**What you will do**. Which lines below hold the word "this"? Copy all of them.

▬▬▬▬▬▬▬▬▬▬

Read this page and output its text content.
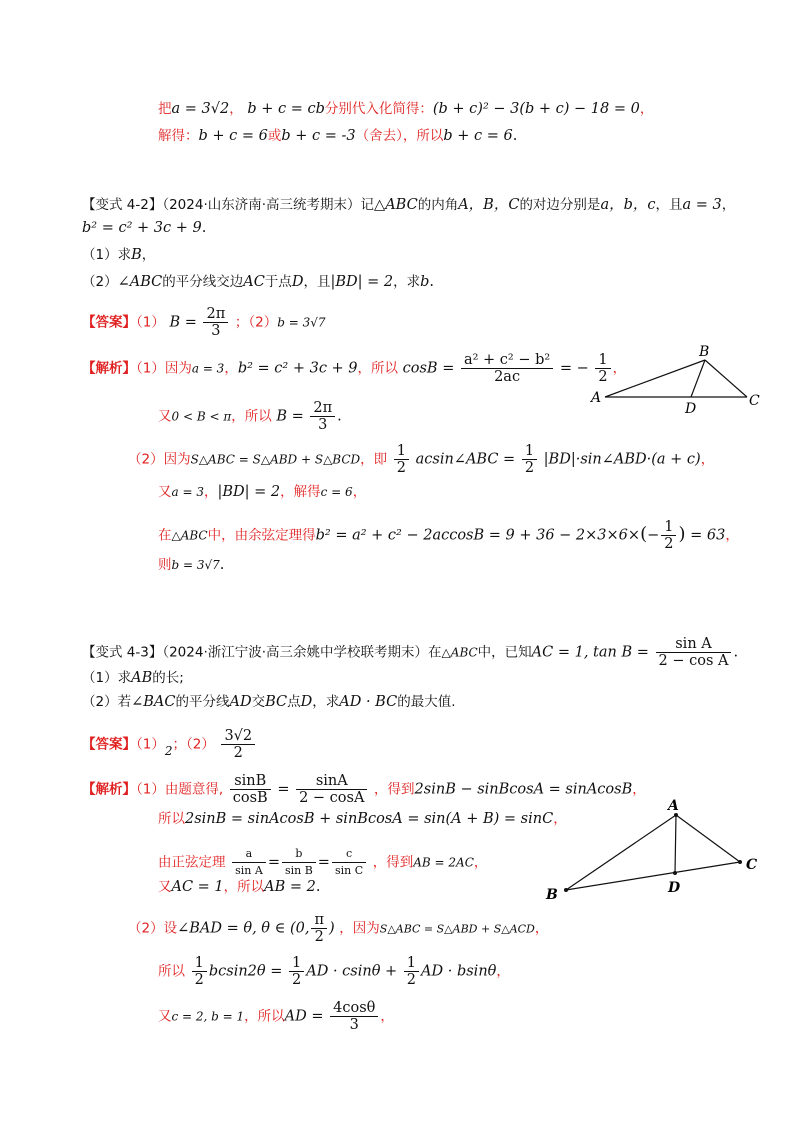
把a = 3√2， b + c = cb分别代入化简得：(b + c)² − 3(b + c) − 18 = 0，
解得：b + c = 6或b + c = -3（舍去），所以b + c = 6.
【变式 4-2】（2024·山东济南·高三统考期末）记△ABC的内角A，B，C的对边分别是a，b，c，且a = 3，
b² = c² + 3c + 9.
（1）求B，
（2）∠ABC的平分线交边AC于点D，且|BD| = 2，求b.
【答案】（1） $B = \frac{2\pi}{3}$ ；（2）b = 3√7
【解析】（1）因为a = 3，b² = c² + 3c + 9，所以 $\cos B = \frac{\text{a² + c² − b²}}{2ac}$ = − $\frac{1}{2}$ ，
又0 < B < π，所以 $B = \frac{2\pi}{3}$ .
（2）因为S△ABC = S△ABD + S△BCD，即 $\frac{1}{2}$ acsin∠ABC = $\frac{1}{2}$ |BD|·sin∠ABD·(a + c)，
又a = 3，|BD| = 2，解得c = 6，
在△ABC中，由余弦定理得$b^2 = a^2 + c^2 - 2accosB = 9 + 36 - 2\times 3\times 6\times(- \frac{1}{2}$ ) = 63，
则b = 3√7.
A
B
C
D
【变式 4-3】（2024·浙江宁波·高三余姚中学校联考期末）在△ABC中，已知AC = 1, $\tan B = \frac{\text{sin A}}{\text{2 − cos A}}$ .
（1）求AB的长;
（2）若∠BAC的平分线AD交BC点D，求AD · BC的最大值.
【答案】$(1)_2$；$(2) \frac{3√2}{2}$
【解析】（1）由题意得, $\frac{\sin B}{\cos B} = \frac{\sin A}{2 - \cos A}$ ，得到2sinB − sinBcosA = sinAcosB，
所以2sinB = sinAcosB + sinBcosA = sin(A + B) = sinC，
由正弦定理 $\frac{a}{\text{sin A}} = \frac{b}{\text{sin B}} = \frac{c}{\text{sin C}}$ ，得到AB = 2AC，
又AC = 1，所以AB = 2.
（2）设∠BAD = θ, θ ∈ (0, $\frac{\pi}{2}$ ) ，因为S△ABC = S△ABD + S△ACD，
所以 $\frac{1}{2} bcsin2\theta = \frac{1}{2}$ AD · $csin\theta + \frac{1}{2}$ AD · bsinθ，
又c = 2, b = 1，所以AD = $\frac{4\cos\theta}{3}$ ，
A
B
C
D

▬▬▬▬▬▬▬▬▬▬

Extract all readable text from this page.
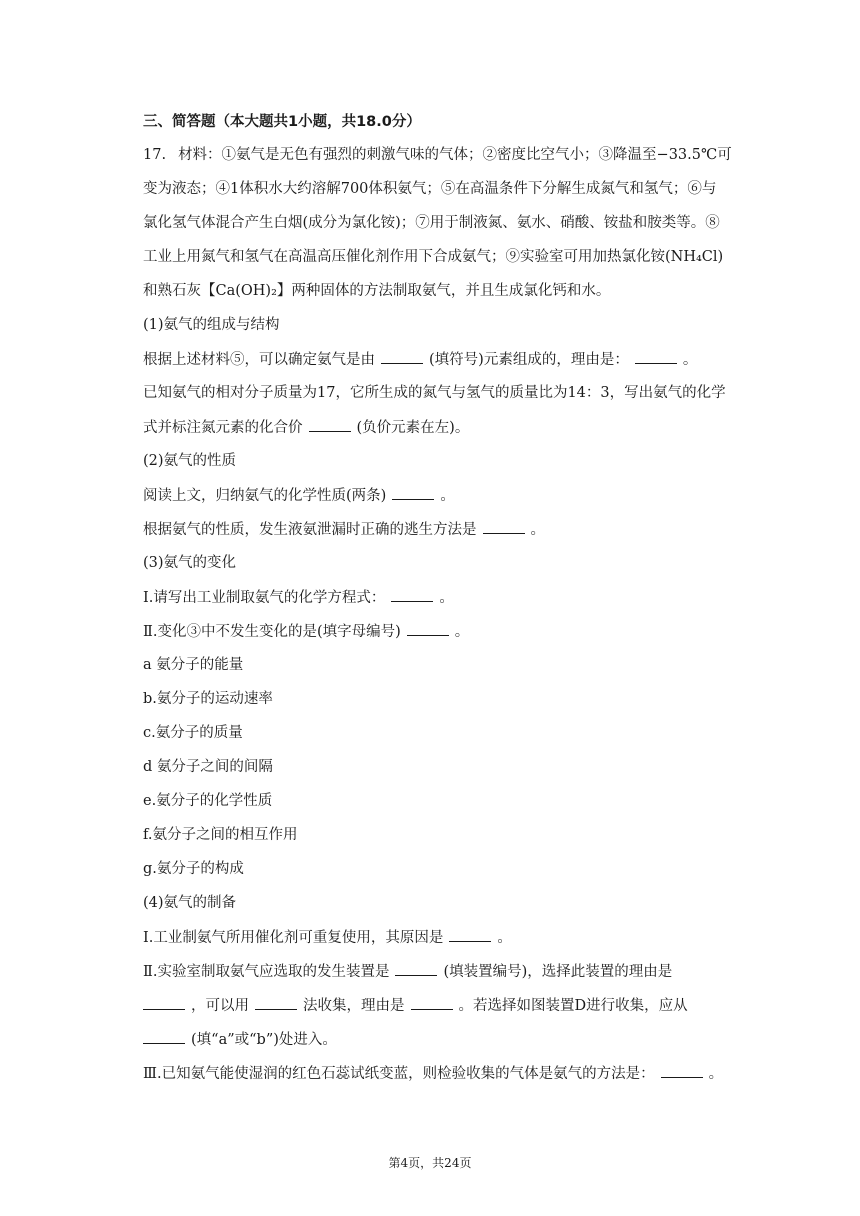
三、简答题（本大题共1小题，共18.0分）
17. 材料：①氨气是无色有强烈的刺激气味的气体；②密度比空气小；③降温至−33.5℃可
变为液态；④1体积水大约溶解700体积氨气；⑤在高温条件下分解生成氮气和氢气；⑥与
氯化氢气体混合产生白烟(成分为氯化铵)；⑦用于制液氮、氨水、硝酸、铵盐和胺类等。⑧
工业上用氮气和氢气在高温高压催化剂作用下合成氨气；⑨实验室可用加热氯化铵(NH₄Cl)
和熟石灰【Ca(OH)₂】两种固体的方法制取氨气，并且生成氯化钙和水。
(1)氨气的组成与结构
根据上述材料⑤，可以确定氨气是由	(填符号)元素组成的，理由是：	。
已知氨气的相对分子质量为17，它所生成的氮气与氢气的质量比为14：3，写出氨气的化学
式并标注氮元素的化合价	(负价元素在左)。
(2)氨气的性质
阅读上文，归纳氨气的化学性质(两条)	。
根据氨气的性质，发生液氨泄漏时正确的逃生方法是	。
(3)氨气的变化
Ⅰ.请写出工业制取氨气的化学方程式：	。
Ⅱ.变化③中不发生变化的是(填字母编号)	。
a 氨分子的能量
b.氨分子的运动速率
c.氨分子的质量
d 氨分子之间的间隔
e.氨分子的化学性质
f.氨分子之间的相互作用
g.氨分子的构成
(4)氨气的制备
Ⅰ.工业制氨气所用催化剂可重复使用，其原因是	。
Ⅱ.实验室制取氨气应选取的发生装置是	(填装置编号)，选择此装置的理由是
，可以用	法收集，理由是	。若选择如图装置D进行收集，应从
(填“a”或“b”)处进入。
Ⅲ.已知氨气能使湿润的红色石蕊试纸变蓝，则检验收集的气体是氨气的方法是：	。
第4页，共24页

▬▬▬▬▬▬▬▬▬▬

**Answer for the task**.
Read this page and output its text content.
Extract all readable text from this page.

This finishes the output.